#### To do
Sift the listing for lines that hold the string "into" and pull them out.

======== Provided material

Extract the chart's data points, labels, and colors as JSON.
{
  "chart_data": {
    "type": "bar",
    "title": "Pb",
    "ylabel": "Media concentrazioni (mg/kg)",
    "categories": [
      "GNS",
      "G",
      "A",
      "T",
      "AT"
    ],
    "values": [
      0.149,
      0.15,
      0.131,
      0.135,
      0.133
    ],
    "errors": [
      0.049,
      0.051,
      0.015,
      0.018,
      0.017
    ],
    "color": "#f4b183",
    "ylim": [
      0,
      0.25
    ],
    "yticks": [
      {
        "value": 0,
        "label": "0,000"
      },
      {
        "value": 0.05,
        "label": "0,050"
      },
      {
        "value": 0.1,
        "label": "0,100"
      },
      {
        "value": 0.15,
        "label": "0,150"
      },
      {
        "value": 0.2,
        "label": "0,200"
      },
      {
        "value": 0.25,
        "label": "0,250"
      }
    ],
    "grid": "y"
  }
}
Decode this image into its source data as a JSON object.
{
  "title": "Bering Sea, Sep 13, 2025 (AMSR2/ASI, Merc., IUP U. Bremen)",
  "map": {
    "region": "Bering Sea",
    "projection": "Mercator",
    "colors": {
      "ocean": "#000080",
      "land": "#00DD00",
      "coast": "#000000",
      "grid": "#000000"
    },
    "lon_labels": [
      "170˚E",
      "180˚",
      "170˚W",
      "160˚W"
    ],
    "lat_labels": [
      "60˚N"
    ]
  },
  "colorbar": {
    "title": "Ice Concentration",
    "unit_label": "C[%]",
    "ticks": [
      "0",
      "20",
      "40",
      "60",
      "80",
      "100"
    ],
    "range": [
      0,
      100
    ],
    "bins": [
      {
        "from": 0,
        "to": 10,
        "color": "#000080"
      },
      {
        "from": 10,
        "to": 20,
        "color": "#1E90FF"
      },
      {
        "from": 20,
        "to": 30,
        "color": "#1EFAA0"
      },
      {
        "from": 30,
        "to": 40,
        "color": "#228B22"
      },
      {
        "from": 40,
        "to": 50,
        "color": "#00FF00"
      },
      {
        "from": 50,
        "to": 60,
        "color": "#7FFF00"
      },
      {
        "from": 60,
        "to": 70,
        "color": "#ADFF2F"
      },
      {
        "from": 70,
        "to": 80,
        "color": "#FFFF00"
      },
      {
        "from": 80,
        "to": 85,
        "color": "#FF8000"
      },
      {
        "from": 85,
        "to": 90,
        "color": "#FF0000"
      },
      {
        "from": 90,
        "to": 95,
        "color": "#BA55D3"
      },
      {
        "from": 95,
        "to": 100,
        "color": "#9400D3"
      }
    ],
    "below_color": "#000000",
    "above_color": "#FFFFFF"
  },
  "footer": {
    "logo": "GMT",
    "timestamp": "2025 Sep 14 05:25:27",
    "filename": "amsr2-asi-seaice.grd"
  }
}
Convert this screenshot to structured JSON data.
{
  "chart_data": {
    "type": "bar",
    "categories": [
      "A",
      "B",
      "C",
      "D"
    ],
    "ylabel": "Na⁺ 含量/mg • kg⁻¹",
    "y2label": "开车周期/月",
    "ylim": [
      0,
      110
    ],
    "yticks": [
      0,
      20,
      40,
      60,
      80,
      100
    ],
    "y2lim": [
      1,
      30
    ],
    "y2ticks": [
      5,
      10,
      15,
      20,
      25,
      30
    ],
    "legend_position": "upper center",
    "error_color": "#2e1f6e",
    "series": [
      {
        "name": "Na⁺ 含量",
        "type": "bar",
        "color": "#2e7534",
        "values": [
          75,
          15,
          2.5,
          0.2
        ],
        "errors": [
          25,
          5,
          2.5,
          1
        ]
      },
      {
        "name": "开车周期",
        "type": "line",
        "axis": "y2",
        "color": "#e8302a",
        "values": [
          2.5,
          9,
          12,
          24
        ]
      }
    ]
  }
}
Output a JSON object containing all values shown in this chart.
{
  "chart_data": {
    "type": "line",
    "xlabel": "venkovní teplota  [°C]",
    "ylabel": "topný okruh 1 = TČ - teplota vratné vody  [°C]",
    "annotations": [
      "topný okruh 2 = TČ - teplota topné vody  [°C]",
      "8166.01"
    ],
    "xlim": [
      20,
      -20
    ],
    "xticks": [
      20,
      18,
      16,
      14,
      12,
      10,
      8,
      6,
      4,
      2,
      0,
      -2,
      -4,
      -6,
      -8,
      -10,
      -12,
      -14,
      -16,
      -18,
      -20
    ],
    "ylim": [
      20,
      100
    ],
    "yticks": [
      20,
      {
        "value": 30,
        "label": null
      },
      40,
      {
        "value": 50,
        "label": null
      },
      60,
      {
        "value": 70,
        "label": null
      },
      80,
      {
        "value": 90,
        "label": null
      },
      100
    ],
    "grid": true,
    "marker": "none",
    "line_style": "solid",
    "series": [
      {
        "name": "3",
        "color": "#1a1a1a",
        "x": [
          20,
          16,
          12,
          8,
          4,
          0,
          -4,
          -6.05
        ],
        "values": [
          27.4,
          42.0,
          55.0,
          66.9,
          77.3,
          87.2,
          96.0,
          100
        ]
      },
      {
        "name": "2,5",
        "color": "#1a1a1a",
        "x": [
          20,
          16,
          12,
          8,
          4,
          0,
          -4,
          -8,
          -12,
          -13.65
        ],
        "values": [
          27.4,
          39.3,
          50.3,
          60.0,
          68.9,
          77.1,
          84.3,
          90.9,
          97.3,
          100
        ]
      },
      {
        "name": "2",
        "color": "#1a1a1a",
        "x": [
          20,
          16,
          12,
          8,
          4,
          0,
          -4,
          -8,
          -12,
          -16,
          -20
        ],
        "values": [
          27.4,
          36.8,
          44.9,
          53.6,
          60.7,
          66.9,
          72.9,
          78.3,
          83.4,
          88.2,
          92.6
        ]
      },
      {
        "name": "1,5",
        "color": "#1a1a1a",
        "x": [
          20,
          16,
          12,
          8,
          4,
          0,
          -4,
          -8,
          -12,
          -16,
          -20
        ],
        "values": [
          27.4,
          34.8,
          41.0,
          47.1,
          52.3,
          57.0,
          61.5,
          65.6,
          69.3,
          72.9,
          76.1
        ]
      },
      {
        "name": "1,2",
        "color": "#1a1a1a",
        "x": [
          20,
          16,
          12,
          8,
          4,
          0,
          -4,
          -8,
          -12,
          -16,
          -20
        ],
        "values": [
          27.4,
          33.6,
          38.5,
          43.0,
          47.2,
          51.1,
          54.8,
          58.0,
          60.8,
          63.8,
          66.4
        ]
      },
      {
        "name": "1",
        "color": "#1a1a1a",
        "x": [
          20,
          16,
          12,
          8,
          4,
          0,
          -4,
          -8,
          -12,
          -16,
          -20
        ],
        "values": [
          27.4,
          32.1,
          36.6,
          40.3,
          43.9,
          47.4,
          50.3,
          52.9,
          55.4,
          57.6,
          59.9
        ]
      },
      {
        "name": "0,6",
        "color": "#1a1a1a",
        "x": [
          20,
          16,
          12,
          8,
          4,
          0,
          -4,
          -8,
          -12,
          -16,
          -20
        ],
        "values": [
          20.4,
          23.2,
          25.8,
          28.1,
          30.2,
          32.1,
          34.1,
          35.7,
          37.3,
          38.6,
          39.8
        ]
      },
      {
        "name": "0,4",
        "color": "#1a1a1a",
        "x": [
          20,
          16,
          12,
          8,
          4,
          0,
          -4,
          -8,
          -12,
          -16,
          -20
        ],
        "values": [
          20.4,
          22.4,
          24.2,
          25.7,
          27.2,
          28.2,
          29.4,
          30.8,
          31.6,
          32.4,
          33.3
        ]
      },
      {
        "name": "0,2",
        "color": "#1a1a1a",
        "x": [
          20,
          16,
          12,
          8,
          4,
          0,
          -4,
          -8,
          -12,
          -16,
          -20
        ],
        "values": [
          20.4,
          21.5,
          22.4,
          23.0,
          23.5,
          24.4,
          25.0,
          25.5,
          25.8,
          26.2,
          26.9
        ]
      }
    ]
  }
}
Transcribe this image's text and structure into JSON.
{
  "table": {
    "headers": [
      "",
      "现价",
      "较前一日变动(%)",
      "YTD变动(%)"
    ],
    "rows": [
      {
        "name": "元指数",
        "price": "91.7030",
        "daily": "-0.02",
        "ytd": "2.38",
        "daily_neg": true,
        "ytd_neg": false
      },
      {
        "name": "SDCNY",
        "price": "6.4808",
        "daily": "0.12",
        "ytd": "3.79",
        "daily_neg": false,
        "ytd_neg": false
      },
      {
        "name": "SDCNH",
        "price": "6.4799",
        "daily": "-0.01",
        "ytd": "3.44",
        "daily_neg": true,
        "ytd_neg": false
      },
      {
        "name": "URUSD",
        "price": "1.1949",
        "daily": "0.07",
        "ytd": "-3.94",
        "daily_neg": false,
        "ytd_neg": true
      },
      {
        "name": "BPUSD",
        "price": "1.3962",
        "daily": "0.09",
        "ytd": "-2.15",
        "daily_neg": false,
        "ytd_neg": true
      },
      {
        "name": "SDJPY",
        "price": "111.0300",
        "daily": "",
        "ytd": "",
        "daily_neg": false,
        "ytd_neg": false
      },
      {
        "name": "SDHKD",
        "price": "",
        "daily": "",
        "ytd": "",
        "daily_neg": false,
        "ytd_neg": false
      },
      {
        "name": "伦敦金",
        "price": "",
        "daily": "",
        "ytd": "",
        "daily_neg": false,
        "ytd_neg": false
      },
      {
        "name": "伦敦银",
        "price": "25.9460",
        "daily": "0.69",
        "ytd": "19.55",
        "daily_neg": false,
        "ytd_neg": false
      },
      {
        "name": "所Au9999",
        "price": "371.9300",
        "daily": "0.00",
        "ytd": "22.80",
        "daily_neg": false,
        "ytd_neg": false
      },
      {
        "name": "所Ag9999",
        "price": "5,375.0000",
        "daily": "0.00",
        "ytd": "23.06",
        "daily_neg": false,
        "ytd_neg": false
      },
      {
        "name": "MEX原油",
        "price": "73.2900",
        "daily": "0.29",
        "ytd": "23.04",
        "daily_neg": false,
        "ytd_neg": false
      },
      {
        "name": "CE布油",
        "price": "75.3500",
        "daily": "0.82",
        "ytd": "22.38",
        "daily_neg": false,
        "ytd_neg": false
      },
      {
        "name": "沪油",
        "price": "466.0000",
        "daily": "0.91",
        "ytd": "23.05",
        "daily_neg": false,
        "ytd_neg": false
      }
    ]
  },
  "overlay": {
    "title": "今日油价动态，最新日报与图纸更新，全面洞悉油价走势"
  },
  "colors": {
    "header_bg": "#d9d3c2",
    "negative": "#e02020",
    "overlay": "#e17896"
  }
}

================

#### Finished exercise
Decode this image into its source data as a JSON object.
Transcribe this image's text and structure into JSON.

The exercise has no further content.